[BEGIN READING TEXT]
The book’s title says it is a “Workshop Guide” from the kitchen of Swiss design and architecture office Atelier Oï. In this instance, we can more or less take the kitchen reference literally, namely as the intention to offer an insight into the “méthode Atelier Oï”, to show what ingredients and what approaches are used by the team (it now consists of over 35 staff members) when developing its ideas into designs and products. Renate Menzi’s brief introduction in French, German and English takes up the culinary metaphor: “It functions like it does with yeast and bread, when designers take something from a past project and use it as the basis for a new dough.” The curator of the design collection at Zurich’s Museum für Gestaltung brings together the leitmotifs informing the transdisciplinary design by Atelier Oï. The designers have refused from the outset to specialize and thus the portfolio includes jobs for perfume flacons from Bulgari through to the conversion of a 1960s motel into a new studio building. Instead of specializing, Atelier Oï works on things that are a mélange of product design, scenography and architecture. For this mélange, Renate Menzi suggests, multiplies the design potential and has moved the studio on to ever larger projects: from the watch pack for Swatch to the DYB competency center for jewelers in Corcelles nr. Neuenburg – a three-storey, 70m-long factory with an integrated exhibition that is part of the Swatch Group.

Developing product ideas in dialog

This undisciplined approach (in the best sense of the term) is successful because Atelier Oï has developed its own methodology. The three founders joined forces in 1991, fresh out of college and consciously resolved to stay in the small town of La Neuveville close to the linguistic border with German-speaking Switzerland and not to head for one of the two design hubs of Zurich or Lausanne – to keep them active and fast. Today, they are long since busy receiving visitors from all over the world, which was not always the case and the early days in the 1990s were tough.
[END READING TEXT]
### PROBLEM A:
Turn the records into a JSON list of strings, one per line with blank lines omitted, beginning at the start of the records and stopping after the line that contains "error-bars — [164, 65, 486, 134]".
[BEGIN SUPPLIED MATERIAL]
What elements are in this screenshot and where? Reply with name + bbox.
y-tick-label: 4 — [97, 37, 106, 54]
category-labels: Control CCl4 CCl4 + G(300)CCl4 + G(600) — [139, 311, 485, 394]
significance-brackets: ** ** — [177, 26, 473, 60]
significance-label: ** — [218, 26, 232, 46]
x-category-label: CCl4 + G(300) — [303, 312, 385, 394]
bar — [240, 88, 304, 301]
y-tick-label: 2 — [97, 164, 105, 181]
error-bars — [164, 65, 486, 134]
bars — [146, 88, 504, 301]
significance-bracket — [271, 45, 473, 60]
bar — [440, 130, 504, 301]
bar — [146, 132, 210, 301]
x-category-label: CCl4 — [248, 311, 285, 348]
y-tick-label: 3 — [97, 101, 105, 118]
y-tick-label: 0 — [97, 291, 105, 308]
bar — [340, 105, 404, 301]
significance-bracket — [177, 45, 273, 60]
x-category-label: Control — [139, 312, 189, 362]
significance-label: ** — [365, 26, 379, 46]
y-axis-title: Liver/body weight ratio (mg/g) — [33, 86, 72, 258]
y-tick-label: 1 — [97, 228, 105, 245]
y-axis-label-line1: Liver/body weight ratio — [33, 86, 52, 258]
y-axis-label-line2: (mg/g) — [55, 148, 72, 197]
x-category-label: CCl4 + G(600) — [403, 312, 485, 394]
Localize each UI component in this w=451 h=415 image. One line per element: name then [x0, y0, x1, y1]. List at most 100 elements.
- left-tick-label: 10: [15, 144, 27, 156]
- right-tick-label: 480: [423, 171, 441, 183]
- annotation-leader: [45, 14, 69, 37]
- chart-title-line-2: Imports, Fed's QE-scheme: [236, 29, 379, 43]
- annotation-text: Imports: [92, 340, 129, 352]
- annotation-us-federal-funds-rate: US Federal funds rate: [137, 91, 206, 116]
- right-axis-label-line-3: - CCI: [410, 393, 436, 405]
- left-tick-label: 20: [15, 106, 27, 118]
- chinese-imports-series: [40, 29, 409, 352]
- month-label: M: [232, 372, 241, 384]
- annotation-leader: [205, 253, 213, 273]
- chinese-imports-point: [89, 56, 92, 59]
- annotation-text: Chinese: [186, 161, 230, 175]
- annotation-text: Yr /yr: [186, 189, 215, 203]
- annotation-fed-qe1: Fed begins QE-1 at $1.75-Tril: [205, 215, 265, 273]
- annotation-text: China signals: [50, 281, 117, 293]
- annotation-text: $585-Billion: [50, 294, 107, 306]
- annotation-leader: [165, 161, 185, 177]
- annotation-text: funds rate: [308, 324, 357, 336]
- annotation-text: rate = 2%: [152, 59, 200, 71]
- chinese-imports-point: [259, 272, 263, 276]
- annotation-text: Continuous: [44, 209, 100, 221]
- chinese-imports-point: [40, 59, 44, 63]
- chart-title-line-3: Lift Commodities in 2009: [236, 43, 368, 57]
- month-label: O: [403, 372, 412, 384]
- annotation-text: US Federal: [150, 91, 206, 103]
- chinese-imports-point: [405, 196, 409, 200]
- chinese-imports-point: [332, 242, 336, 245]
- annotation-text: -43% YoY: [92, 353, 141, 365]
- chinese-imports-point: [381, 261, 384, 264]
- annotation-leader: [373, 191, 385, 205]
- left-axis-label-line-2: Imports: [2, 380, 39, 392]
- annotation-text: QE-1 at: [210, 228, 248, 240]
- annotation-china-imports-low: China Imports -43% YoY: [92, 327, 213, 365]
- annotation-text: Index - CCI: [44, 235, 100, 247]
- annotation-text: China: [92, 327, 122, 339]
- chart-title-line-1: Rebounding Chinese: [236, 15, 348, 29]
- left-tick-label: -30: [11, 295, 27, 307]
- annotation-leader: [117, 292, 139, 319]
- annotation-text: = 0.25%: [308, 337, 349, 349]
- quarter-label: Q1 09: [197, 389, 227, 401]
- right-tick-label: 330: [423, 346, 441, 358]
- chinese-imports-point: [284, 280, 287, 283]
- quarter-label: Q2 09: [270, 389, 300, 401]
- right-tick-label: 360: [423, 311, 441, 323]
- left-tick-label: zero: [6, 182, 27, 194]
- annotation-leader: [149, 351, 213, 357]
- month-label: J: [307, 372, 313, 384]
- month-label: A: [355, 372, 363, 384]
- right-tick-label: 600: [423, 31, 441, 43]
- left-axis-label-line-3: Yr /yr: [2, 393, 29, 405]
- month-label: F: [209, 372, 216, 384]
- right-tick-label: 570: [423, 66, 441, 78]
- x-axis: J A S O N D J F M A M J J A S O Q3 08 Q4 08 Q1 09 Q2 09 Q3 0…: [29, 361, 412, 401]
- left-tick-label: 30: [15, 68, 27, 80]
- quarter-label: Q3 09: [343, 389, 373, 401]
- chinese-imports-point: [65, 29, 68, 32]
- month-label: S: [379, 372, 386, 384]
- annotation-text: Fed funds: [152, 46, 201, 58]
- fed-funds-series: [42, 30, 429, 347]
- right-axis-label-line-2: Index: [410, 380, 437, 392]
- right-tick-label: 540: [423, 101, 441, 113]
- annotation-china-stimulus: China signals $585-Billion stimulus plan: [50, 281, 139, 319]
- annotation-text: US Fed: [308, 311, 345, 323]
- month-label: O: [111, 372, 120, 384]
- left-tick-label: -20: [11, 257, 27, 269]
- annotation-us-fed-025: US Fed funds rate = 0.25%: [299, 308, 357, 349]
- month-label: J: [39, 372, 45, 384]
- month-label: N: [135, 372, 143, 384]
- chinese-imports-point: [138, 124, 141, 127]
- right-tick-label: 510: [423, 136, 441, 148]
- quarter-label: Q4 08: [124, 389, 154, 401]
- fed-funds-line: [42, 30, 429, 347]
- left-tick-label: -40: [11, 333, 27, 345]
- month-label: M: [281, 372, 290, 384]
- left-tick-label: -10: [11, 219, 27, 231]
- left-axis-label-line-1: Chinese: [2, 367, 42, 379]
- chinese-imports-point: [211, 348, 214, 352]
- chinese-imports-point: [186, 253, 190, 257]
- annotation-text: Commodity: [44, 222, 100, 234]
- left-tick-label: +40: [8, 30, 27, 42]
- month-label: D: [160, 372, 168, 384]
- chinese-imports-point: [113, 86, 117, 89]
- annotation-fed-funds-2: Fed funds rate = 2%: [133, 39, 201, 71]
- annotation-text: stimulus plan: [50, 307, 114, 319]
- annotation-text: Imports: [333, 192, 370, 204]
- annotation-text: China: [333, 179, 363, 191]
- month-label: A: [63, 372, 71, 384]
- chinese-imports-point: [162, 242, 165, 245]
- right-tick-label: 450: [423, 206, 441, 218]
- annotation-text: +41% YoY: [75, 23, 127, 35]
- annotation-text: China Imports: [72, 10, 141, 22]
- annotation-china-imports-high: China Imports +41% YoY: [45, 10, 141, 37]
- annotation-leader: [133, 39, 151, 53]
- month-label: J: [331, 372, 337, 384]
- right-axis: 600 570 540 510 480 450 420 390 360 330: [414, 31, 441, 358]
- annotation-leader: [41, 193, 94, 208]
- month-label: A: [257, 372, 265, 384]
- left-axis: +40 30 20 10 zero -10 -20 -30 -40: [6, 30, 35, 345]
[END SUPPLIED MATERIAL]
### PROBLEM B:
Write out the part of the text on Atelier Oï that begins at the words "Developing product ideas" and stops after "1990s were tough.", switching "tough" to "difficult".

### CORRECT RESULT A:
[
  "What elements are in this screenshot and where? Reply with name + bbox.",
  "y-tick-label: 4 — [97, 37, 106, 54]",
  "category-labels: Control CCl4 CCl4 + G(300)CCl4 + G(600) — [139, 311, 485, 394]",
  "significance-brackets: ** ** — [177, 26, 473, 60]",
  "significance-label: ** — [218, 26, 232, 46]",
  "x-category-label: CCl4 + G(300) — [303, 312, 385, 394]",
  "bar — [240, 88, 304, 301]",
  "y-tick-label: 2 — [97, 164, 105, 181]",
  "error-bars — [164, 65, 486, 134]"
]

### CORRECT RESULT B:
Developing product ideas in dialog

This undisciplined approach (in the best sense of the term) is successful because Atelier Oï has developed its own methodology. The three founders joined forces in 1991, fresh out of college and consciously resolved to stay in the small town of La Neuveville close to the linguistic border with German-speaking Switzerland and not to head for one of the two design hubs of Zurich or Lausanne – to keep them active and fast. Today, they are long since busy receiving visitors from all over the world, which was not always the case and the early days in the 1990s were difficult.